◆ **PROBLEM DETAILS**: Would you transcribe all of the data exactly, down to the last character?

◆ **DATA SECTION**:
--------------------------------

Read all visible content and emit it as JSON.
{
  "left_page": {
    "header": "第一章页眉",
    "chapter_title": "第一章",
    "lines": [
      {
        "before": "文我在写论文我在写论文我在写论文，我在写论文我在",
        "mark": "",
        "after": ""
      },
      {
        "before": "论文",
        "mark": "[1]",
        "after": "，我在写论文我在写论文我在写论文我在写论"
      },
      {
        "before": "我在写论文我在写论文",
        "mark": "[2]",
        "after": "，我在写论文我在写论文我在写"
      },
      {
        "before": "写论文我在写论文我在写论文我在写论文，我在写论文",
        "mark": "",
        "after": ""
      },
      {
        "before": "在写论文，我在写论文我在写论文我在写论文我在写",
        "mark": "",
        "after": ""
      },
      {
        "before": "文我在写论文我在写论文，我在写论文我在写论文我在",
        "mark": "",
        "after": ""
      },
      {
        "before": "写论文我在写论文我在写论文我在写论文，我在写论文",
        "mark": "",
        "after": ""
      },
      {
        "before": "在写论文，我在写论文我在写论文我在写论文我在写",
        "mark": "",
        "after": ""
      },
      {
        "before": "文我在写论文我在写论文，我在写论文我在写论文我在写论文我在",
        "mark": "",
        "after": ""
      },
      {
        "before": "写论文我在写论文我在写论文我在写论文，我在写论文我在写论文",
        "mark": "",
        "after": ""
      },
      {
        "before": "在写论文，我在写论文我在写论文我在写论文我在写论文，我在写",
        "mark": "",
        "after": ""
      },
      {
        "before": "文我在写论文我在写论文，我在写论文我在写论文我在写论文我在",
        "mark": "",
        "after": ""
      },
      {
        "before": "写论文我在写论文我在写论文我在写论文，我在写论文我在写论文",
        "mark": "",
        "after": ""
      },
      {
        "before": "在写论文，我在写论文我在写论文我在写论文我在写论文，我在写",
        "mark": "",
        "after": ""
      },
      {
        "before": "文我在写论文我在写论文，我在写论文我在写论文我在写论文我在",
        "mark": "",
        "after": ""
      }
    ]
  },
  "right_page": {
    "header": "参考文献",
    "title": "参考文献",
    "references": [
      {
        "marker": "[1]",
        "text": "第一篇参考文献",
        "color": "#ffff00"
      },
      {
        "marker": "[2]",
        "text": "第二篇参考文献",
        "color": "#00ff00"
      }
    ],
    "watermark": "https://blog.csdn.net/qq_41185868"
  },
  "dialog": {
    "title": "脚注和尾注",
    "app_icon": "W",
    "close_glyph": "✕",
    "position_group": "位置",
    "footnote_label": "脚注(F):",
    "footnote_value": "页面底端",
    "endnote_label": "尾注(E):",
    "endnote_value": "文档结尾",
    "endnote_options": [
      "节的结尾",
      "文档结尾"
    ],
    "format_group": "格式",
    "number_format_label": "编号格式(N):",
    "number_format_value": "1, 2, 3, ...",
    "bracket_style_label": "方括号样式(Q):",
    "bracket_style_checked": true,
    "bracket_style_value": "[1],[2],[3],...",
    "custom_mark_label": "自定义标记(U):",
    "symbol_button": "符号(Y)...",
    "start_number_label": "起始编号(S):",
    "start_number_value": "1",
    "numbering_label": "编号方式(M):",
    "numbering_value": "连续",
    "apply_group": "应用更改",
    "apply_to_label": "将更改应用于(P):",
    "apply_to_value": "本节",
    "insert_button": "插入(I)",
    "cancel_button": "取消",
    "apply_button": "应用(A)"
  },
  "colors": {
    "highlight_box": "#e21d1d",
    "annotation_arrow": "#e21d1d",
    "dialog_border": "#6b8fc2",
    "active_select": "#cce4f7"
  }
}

--------------------------------

◆ **TASK RESULT**:
Read all visible content and emit it as JSON.
{
  "left_page": {
    "header": "第一章页眉",
    "chapter_title": "第一章",
    "lines": [
      {
        "before": "文我在写论文我在写论文我在写论文，我在写论文我在",
        "mark": "",
        "after": ""
      },
      {
        "before": "论文",
        "mark": "[1]",
        "after": "，我在写论文我在写论文我在写论文我在写论"
      },
      {
        "before": "我在写论文我在写论文",
        "mark": "[2]",
        "after": "，我在写论文我在写论文我在写"
      },
      {
        "before": "写论文我在写论文我在写论文我在写论文，我在写论文",
        "mark": "",
        "after": ""
      },
      {
        "before": "在写论文，我在写论文我在写论文我在写论文我在写",
        "mark": "",
        "after": ""
      },
      {
        "before": "文我在写论文我在写论文，我在写论文我在写论文我在",
        "mark": "",
        "after": ""
      },
      {
        "before": "写论文我在写论文我在写论文我在写论文，我在写论文",
        "mark": "",
        "after": ""
      },
      {
        "before": "在写论文，我在写论文我在写论文我在写论文我在写",
        "mark": "",
        "after": ""
      },
      {
        "before": "文我在写论文我在写论文，我在写论文我在写论文我在写论文我在",
        "mark": "",
        "after": ""
      },
      {
        "before": "写论文我在写论文我在写论文我在写论文，我在写论文我在写论文",
        "mark": "",
        "after": ""
      },
      {
        "before": "在写论文，我在写论文我在写论文我在写论文我在写论文，我在写",
        "mark": "",
        "after": ""
      },
      {
        "before": "文我在写论文我在写论文，我在写论文我在写论文我在写论文我在",
        "mark": "",
        "after": ""
      },
      {
        "before": "写论文我在写论文我在写论文我在写论文，我在写论文我在写论文",
        "mark": "",
        "after": ""
      },
      {
        "before": "在写论文，我在写论文我在写论文我在写论文我在写论文，我在写",
        "mark": "",
        "after": ""
      },
      {
        "before": "文我在写论文我在写论文，我在写论文我在写论文我在写论文我在",
        "mark": "",
        "after": ""
      }
    ]
  },
  "right_page": {
    "header": "参考文献",
    "title": "参考文献",
    "references": [
      {
        "marker": "[1]",
        "text": "第一篇参考文献",
        "color": "#ffff00"
      },
      {
        "marker": "[2]",
        "text": "第二篇参考文献",
        "color": "#00ff00"
      }
    ],
    "watermark": "https://blog.csdn.net/qq_41185868"
  },
  "dialog": {
    "title": "脚注和尾注",
    "app_icon": "W",
    "close_glyph": "✕",
    "position_group": "位置",
    "footnote_label": "脚注(F):",
    "footnote_value": "页面底端",
    "endnote_label": "尾注(E):",
    "endnote_value": "文档结尾",
    "endnote_options": [
      "节的结尾",
      "文档结尾"
    ],
    "format_group": "格式",
    "number_format_label": "编号格式(N):",
    "number_format_value": "1, 2, 3, ...",
    "bracket_style_label": "方括号样式(Q):",
    "bracket_style_checked": true,
    "bracket_style_value": "[1],[2],[3],...",
    "custom_mark_label": "自定义标记(U):",
    "symbol_button": "符号(Y)...",
    "start_number_label": "起始编号(S):",
    "start_number_value": "1",
    "numbering_label": "编号方式(M):",
    "numbering_value": "连续",
    "apply_group": "应用更改",
    "apply_to_label": "将更改应用于(P):",
    "apply_to_value": "本节",
    "insert_button": "插入(I)",
    "cancel_button": "取消",
    "apply_button": "应用(A)"
  },
  "colors": {
    "highlight_box": "#e21d1d",
    "annotation_arrow": "#e21d1d",
    "dialog_border": "#6b8fc2",
    "active_select": "#cce4f7"
  }
}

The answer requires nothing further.